- [TASK MATERIAL]:
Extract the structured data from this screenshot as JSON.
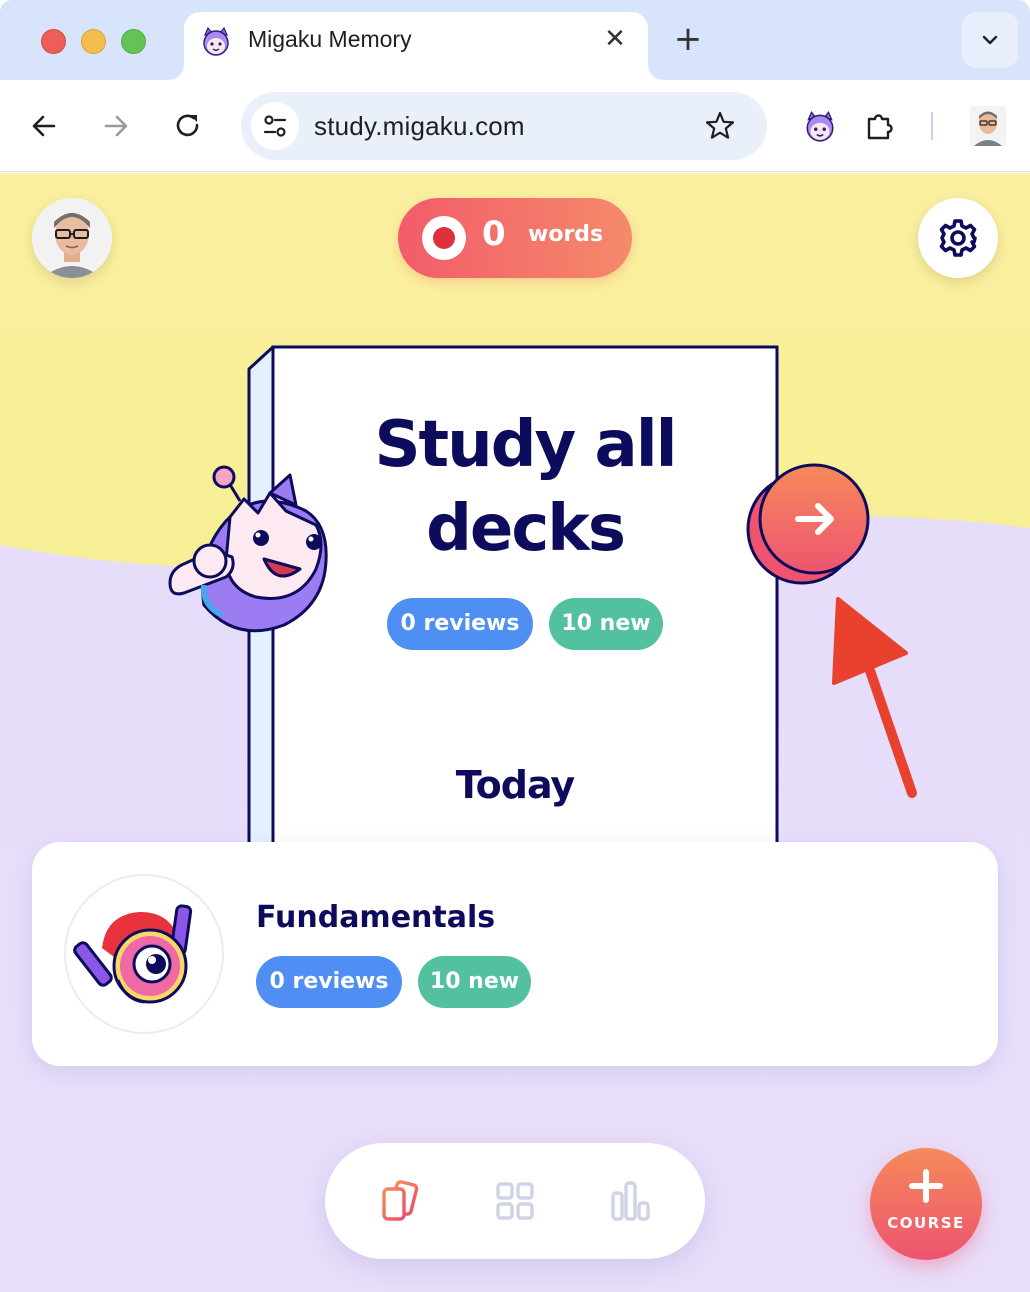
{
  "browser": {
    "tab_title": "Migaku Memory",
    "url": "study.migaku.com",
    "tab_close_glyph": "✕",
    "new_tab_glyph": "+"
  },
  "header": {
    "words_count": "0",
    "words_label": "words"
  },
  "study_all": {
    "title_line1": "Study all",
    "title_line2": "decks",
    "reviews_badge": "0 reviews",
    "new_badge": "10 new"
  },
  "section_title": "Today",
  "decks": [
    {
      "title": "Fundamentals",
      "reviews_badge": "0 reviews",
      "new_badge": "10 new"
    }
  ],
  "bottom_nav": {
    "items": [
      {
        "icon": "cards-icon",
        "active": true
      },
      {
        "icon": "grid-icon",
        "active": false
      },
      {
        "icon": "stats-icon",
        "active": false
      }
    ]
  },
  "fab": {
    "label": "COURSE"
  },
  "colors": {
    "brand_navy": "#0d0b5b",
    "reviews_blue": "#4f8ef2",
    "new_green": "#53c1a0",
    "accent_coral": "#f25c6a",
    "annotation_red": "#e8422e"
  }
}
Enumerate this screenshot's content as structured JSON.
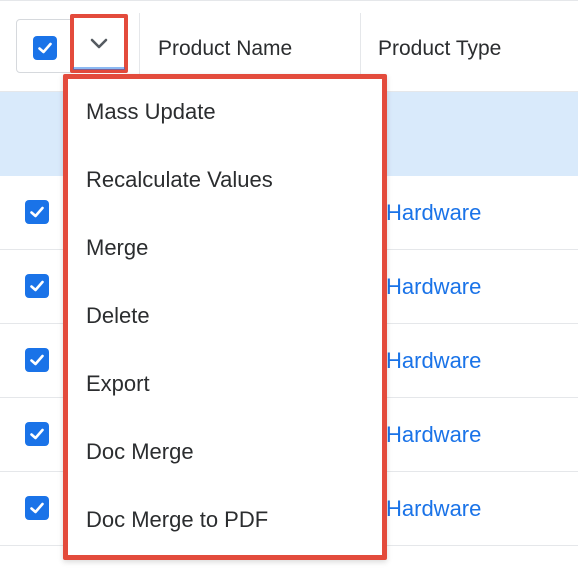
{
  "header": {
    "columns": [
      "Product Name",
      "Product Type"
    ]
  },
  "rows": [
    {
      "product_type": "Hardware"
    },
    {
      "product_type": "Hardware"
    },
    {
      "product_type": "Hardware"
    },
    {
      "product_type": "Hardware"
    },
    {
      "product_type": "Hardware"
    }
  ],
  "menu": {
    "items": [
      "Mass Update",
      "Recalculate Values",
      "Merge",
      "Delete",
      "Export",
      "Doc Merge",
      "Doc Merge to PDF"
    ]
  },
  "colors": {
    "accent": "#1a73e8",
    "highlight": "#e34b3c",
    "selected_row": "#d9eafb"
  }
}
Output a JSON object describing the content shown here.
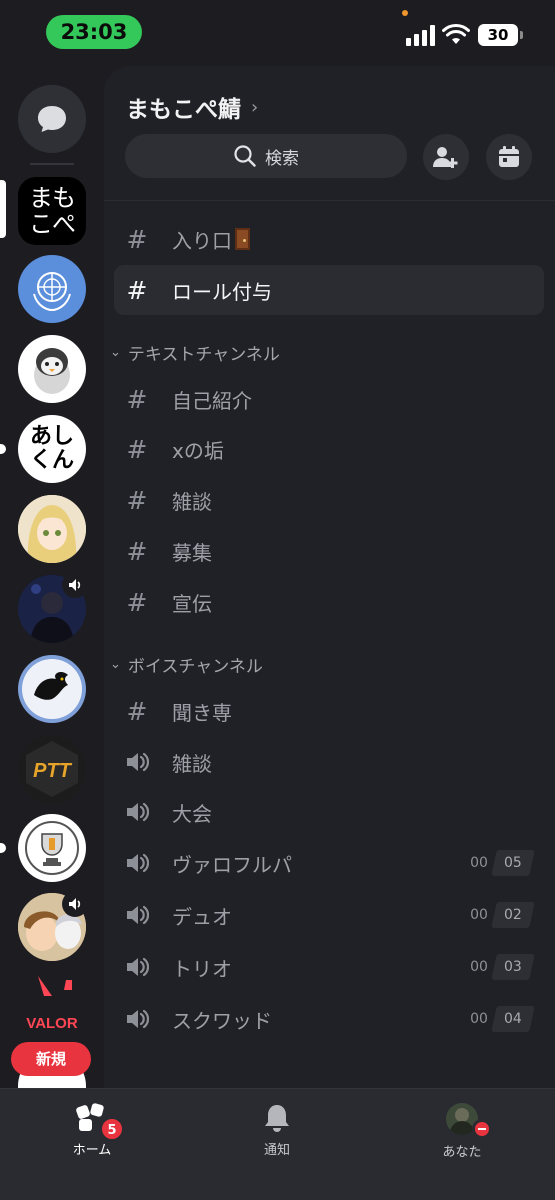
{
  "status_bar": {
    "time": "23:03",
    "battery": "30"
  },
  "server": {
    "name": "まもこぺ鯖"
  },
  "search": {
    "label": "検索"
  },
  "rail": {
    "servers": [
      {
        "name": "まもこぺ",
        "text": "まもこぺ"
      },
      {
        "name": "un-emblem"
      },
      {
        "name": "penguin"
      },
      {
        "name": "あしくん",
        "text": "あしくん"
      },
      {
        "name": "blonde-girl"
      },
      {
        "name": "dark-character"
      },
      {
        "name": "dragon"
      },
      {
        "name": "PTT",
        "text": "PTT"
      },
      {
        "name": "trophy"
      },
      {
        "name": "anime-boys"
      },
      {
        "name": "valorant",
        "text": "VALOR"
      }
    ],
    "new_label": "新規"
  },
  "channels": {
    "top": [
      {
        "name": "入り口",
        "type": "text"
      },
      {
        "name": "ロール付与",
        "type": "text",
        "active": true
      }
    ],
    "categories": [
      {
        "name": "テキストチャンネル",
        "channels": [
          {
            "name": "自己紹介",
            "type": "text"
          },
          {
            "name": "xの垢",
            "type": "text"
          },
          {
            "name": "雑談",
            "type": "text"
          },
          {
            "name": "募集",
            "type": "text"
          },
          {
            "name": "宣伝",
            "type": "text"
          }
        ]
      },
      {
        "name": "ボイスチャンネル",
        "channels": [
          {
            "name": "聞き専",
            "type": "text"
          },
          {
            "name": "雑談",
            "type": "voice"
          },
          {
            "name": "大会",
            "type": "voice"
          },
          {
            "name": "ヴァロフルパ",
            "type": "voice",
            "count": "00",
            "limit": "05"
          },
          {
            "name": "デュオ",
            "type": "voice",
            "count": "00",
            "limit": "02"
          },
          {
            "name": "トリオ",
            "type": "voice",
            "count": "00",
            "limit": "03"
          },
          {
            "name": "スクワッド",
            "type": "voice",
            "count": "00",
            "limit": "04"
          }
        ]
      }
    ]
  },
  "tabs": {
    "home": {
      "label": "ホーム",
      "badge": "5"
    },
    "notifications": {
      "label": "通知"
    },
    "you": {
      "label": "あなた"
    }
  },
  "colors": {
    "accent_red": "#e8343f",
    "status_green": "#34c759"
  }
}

- [THE EXERCISE]: Each entry must be retyped word for word, with every image omitted.

- [RESULT OF THIS EXERCISE]:
Extract the structured data from this screenshot as JSON.
{
  "browser": {
    "tab_title": "Migaku Memory",
    "url": "study.migaku.com",
    "tab_close_glyph": "✕",
    "new_tab_glyph": "+"
  },
  "header": {
    "words_count": "0",
    "words_label": "words"
  },
  "study_all": {
    "title_line1": "Study all",
    "title_line2": "decks",
    "reviews_badge": "0 reviews",
    "new_badge": "10 new"
  },
  "section_title": "Today",
  "decks": [
    {
      "title": "Fundamentals",
      "reviews_badge": "0 reviews",
      "new_badge": "10 new"
    }
  ],
  "bottom_nav": {
    "items": [
      {
        "icon": "cards-icon",
        "active": true
      },
      {
        "icon": "grid-icon",
        "active": false
      },
      {
        "icon": "stats-icon",
        "active": false
      }
    ]
  },
  "fab": {
    "label": "COURSE"
  },
  "colors": {
    "brand_navy": "#0d0b5b",
    "reviews_blue": "#4f8ef2",
    "new_green": "#53c1a0",
    "accent_coral": "#f25c6a",
    "annotation_red": "#e8422e"
  }
}
Enumerate this screenshot's content as structured JSON.
{
  "header": {
    "columns": [
      "Product Name",
      "Product Type"
    ]
  },
  "rows": [
    {
      "product_type": "Hardware"
    },
    {
      "product_type": "Hardware"
    },
    {
      "product_type": "Hardware"
    },
    {
      "product_type": "Hardware"
    },
    {
      "product_type": "Hardware"
    }
  ],
  "menu": {
    "items": [
      "Mass Update",
      "Recalculate Values",
      "Merge",
      "Delete",
      "Export",
      "Doc Merge",
      "Doc Merge to PDF"
    ]
  },
  "colors": {
    "accent": "#1a73e8",
    "highlight": "#e34b3c",
    "selected_row": "#d9eafb"
  }
}
Output a JSON object describing the content shown here.
{
  "status_bar": {
    "time": "23:03",
    "battery": "30"
  },
  "server": {
    "name": "まもこぺ鯖"
  },
  "search": {
    "label": "検索"
  },
  "rail": {
    "servers": [
      {
        "name": "まもこぺ",
        "text": "まもこぺ"
      },
      {
        "name": "un-emblem"
      },
      {
        "name": "penguin"
      },
      {
        "name": "あしくん",
        "text": "あしくん"
      },
      {
        "name": "blonde-girl"
      },
      {
        "name": "dark-character"
      },
      {
        "name": "dragon"
      },
      {
        "name": "PTT",
        "text": "PTT"
      },
      {
        "name": "trophy"
      },
      {
        "name": "anime-boys"
      },
      {
        "name": "valorant",
        "text": "VALOR"
      }
    ],
    "new_label": "新規"
  },
  "channels": {
    "top": [
      {
        "name": "入り口",
        "type": "text"
      },
      {
        "name": "ロール付与",
        "type": "text",
        "active": true
      }
    ],
    "categories": [
      {
        "name": "テキストチャンネル",
        "channels": [
          {
            "name": "自己紹介",
            "type": "text"
          },
          {
            "name": "xの垢",
            "type": "text"
          },
          {
            "name": "雑談",
            "type": "text"
          },
          {
            "name": "募集",
            "type": "text"
          },
          {
            "name": "宣伝",
            "type": "text"
          }
        ]
      },
      {
        "name": "ボイスチャンネル",
        "channels": [
          {
            "name": "聞き専",
            "type": "text"
          },
          {
            "name": "雑談",
            "type": "voice"
          },
          {
            "name": "大会",
            "type": "voice"
          },
          {
            "name": "ヴァロフルパ",
            "type": "voice",
            "count": "00",
            "limit": "05"
          },
          {
            "name": "デュオ",
            "type": "voice",
            "count": "00",
            "limit": "02"
          },
          {
            "name": "トリオ",
            "type": "voice",
            "count": "00",
            "limit": "03"
          },
          {
            "name": "スクワッド",
            "type": "voice",
            "count": "00",
            "limit": "04"
          }
        ]
      }
    ]
  },
  "tabs": {
    "home": {
      "label": "ホーム",
      "badge": "5"
    },
    "notifications": {
      "label": "通知"
    },
    "you": {
      "label": "あなた"
    }
  },
  "colors": {
    "accent_red": "#e8343f",
    "status_green": "#34c759"
  }
}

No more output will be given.